Tally the lines that include the word "SRMTID" and reply with nothing but the total.

Stored dataset items:
--------------------------------
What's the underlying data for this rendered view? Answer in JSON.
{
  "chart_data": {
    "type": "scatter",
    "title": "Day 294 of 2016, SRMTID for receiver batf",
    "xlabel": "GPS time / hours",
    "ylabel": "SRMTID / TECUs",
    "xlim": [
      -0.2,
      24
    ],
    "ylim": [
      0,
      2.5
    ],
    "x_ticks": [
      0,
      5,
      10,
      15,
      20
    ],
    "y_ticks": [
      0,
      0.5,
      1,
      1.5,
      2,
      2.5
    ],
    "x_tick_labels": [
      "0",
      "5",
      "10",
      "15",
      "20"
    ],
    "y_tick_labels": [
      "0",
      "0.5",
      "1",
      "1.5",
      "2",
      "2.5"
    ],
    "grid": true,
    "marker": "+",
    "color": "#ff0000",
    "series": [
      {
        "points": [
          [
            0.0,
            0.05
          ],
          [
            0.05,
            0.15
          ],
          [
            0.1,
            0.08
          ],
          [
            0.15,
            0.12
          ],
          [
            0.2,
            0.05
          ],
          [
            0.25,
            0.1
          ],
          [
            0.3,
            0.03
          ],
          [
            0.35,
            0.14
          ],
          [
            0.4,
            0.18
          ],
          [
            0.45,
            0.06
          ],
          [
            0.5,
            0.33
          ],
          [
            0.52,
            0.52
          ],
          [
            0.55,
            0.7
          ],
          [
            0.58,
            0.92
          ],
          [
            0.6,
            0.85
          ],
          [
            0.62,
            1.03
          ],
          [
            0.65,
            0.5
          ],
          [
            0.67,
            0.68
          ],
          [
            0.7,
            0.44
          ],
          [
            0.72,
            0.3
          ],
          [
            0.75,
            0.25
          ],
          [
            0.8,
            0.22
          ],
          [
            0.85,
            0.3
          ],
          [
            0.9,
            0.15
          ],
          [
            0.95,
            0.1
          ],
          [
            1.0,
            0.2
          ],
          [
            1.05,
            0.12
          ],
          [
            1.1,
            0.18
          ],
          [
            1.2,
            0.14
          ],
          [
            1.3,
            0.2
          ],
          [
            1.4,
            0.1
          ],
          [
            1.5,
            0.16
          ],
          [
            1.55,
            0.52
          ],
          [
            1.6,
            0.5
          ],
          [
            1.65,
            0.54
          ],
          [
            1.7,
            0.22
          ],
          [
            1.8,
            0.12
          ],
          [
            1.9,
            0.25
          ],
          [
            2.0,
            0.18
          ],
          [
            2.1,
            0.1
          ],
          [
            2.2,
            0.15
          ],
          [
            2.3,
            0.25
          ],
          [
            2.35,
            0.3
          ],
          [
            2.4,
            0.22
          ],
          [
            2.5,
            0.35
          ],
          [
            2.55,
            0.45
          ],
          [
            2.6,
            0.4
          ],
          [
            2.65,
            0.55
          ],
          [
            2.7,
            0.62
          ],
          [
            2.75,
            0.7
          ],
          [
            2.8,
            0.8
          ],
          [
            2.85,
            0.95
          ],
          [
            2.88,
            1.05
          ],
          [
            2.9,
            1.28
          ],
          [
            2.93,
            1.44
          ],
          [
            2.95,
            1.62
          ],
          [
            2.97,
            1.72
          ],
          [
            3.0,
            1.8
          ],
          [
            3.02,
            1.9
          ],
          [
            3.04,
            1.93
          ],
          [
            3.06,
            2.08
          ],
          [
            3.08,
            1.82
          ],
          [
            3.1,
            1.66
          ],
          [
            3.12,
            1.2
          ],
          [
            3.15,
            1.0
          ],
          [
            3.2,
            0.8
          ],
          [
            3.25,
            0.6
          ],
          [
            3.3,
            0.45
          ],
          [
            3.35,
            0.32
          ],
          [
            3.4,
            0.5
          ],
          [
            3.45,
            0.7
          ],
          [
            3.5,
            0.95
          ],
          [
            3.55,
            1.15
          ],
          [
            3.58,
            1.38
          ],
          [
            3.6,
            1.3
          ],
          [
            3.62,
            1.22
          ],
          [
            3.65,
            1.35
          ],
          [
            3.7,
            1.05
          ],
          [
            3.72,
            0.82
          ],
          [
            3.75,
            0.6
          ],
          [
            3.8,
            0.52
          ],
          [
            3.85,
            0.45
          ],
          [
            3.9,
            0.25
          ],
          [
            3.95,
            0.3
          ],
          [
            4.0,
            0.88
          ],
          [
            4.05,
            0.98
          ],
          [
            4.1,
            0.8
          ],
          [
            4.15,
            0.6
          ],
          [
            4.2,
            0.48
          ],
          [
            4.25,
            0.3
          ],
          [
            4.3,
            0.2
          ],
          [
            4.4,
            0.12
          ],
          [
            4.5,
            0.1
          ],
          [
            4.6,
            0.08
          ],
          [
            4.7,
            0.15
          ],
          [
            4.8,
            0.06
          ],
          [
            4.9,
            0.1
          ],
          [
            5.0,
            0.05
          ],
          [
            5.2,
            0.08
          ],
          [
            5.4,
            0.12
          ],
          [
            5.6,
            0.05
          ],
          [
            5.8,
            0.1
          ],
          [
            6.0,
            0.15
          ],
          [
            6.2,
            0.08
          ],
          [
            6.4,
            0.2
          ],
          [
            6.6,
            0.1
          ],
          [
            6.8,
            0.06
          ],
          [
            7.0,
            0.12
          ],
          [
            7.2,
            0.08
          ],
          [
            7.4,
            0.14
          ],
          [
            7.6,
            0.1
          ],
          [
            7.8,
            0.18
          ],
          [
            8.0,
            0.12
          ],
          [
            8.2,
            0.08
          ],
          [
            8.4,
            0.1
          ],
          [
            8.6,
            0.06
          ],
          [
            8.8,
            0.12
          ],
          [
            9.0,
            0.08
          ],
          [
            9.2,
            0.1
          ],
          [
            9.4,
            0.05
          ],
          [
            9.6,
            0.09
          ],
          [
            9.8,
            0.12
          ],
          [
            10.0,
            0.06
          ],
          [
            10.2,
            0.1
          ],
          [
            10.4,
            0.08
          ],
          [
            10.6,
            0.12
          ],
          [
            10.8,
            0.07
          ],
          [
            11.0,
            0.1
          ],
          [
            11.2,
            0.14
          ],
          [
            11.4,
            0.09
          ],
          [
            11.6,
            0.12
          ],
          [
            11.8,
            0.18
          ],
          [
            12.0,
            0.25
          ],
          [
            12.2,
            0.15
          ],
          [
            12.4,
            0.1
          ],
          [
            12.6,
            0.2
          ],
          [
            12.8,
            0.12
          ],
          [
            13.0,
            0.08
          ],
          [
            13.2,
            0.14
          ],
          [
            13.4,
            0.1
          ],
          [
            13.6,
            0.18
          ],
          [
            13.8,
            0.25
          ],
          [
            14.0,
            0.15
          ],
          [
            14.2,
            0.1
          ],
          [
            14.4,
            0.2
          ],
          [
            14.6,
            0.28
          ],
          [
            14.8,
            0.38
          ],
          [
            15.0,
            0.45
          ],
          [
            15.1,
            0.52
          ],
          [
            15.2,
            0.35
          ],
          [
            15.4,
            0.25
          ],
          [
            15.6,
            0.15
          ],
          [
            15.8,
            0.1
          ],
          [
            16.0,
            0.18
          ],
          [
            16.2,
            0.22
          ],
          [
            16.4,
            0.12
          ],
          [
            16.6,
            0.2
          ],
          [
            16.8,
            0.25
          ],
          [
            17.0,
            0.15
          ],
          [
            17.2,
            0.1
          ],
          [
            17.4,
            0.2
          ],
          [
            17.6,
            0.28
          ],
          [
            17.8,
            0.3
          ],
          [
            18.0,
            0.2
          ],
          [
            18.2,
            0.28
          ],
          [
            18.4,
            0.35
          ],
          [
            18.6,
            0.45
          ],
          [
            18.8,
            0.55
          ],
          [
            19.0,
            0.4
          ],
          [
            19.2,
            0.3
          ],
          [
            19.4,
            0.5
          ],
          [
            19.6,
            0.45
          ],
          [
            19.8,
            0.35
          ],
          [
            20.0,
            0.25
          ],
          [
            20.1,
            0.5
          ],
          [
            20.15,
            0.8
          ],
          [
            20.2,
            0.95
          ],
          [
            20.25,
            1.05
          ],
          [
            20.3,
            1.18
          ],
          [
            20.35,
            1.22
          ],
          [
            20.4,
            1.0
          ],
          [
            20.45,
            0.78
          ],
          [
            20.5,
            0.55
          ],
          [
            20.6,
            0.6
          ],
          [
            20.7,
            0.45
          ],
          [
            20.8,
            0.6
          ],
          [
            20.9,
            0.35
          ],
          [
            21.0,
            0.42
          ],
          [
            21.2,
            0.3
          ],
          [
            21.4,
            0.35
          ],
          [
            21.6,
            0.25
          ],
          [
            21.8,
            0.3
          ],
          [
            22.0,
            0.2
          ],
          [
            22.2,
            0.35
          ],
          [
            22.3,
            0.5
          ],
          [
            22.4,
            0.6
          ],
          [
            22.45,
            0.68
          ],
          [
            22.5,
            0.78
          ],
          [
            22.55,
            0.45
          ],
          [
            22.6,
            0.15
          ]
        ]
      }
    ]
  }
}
--------------------------------
* [Completed exercise] 2